[Extracted data entries]
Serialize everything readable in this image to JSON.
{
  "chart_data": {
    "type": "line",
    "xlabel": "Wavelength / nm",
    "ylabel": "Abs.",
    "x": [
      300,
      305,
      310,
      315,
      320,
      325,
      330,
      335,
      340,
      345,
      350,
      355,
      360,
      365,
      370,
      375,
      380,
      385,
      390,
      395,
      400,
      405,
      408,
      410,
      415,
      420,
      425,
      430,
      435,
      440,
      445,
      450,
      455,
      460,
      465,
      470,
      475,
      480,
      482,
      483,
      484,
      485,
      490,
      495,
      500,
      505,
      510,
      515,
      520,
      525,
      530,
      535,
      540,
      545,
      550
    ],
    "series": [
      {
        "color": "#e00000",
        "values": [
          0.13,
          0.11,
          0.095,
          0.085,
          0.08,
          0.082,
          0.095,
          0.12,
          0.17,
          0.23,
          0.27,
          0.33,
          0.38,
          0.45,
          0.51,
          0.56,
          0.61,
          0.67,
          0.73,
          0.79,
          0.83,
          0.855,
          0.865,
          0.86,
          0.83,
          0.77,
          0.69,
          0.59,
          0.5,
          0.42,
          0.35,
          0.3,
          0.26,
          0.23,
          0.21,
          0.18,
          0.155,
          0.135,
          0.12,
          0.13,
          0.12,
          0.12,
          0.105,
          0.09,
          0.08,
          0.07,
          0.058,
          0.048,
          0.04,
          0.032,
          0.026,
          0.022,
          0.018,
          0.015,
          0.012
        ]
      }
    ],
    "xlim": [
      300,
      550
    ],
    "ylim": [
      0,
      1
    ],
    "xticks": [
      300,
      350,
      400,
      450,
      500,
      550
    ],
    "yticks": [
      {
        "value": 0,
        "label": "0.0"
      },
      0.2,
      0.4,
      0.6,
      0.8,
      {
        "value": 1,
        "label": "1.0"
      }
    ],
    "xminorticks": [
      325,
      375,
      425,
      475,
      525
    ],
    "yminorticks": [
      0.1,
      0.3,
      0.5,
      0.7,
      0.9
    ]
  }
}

■ Aim ■
Give back the whole listing, word for word.

■ Completed exercise ■
Serialize everything readable in this image to JSON.
{
  "chart_data": {
    "type": "line",
    "xlabel": "Wavelength / nm",
    "ylabel": "Abs.",
    "x": [
      300,
      305,
      310,
      315,
      320,
      325,
      330,
      335,
      340,
      345,
      350,
      355,
      360,
      365,
      370,
      375,
      380,
      385,
      390,
      395,
      400,
      405,
      408,
      410,
      415,
      420,
      425,
      430,
      435,
      440,
      445,
      450,
      455,
      460,
      465,
      470,
      475,
      480,
      482,
      483,
      484,
      485,
      490,
      495,
      500,
      505,
      510,
      515,
      520,
      525,
      530,
      535,
      540,
      545,
      550
    ],
    "series": [
      {
        "color": "#e00000",
        "values": [
          0.13,
          0.11,
          0.095,
          0.085,
          0.08,
          0.082,
          0.095,
          0.12,
          0.17,
          0.23,
          0.27,
          0.33,
          0.38,
          0.45,
          0.51,
          0.56,
          0.61,
          0.67,
          0.73,
          0.79,
          0.83,
          0.855,
          0.865,
          0.86,
          0.83,
          0.77,
          0.69,
          0.59,
          0.5,
          0.42,
          0.35,
          0.3,
          0.26,
          0.23,
          0.21,
          0.18,
          0.155,
          0.135,
          0.12,
          0.13,
          0.12,
          0.12,
          0.105,
          0.09,
          0.08,
          0.07,
          0.058,
          0.048,
          0.04,
          0.032,
          0.026,
          0.022,
          0.018,
          0.015,
          0.012
        ]
      }
    ],
    "xlim": [
      300,
      550
    ],
    "ylim": [
      0,
      1
    ],
    "xticks": [
      300,
      350,
      400,
      450,
      500,
      550
    ],
    "yticks": [
      {
        "value": 0,
        "label": "0.0"
      },
      0.2,
      0.4,
      0.6,
      0.8,
      {
        "value": 1,
        "label": "1.0"
      }
    ],
    "xminorticks": [
      325,
      375,
      425,
      475,
      525
    ],
    "yminorticks": [
      0.1,
      0.3,
      0.5,
      0.7,
      0.9
    ]
  }
}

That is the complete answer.